→ **Your task**:
In the entries below, count every line with the string "puck". State the count and nothing else.

>> start Data in this exercise

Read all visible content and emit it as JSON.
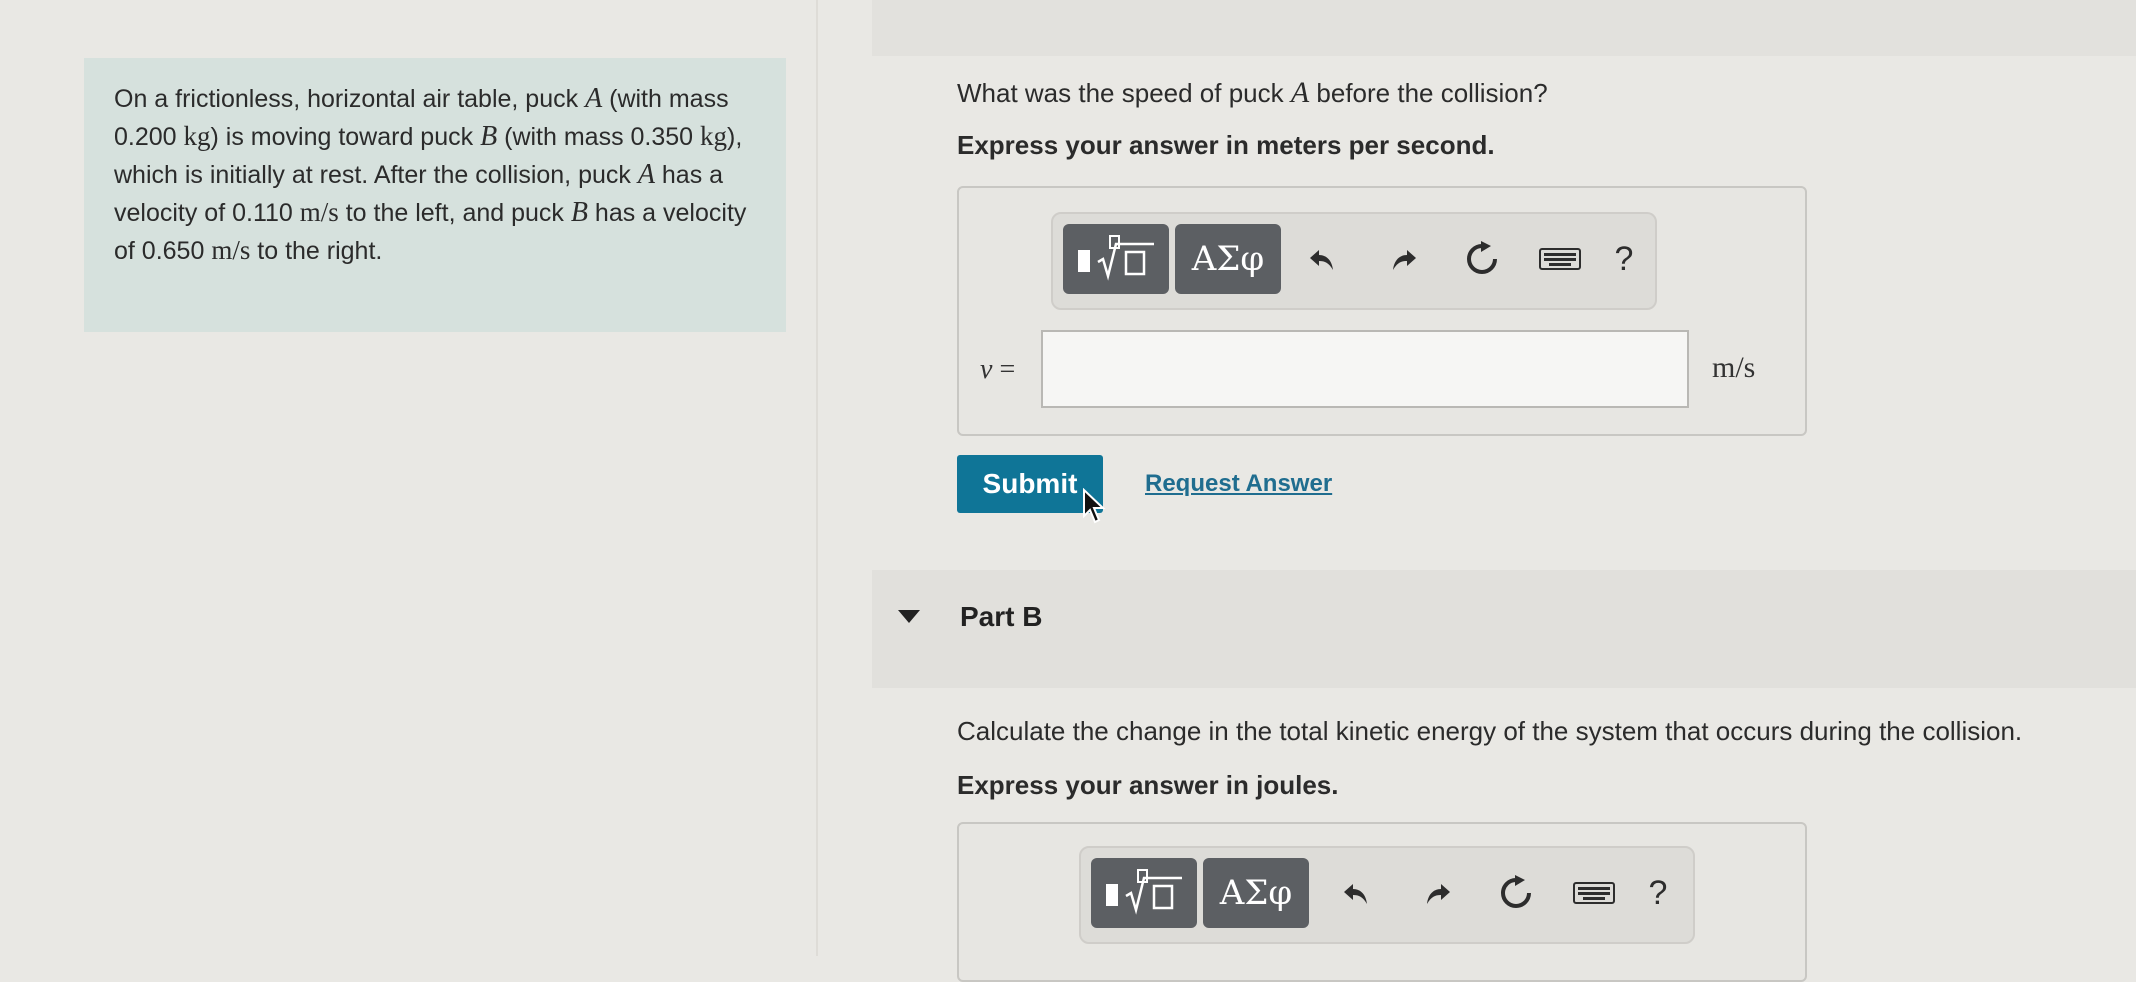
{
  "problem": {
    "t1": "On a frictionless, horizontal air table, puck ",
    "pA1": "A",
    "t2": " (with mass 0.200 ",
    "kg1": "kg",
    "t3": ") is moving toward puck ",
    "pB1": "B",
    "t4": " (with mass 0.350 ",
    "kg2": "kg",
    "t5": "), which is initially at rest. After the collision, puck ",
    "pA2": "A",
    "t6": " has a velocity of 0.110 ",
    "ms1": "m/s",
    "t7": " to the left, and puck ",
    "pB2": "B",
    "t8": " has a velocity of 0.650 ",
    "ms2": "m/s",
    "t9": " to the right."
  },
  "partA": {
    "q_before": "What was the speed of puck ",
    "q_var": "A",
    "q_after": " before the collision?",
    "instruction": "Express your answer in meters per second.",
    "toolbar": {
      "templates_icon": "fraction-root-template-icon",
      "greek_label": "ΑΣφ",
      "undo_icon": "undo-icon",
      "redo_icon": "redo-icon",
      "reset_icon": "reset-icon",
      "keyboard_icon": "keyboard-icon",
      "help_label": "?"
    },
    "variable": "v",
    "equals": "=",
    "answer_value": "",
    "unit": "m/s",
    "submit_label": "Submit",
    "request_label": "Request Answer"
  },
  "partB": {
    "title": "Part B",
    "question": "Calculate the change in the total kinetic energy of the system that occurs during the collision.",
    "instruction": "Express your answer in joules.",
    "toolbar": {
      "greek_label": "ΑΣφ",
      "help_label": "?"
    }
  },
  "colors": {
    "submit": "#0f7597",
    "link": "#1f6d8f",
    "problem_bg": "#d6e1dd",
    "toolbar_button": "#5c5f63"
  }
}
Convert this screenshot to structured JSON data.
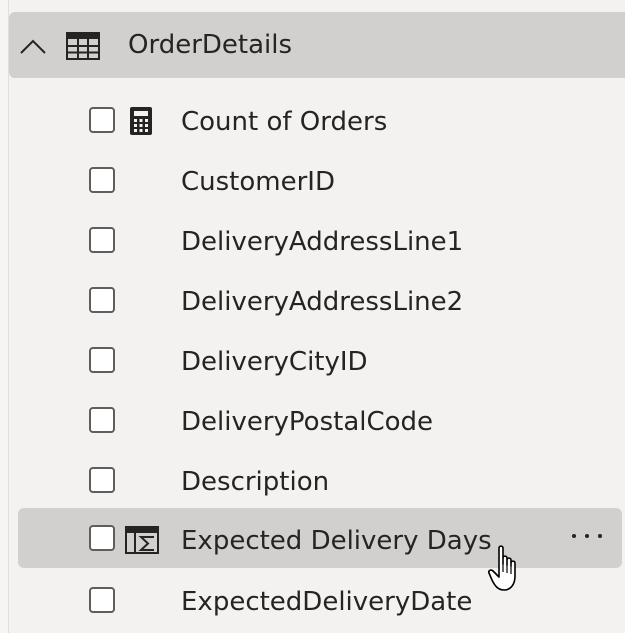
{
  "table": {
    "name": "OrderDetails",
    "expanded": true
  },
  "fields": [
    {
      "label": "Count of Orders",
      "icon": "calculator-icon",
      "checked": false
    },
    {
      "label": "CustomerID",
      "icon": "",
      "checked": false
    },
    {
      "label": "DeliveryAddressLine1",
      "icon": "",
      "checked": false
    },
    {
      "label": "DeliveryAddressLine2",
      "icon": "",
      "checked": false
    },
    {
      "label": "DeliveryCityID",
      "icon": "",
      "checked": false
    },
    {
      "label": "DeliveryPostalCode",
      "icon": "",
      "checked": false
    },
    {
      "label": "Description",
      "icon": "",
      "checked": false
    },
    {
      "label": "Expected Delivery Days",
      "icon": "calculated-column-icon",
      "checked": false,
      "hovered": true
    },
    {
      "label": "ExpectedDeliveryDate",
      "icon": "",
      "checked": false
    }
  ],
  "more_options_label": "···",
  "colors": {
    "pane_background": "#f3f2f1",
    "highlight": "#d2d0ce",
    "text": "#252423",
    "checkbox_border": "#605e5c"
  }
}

>> end Data in this exercise

→ **Task response**:
5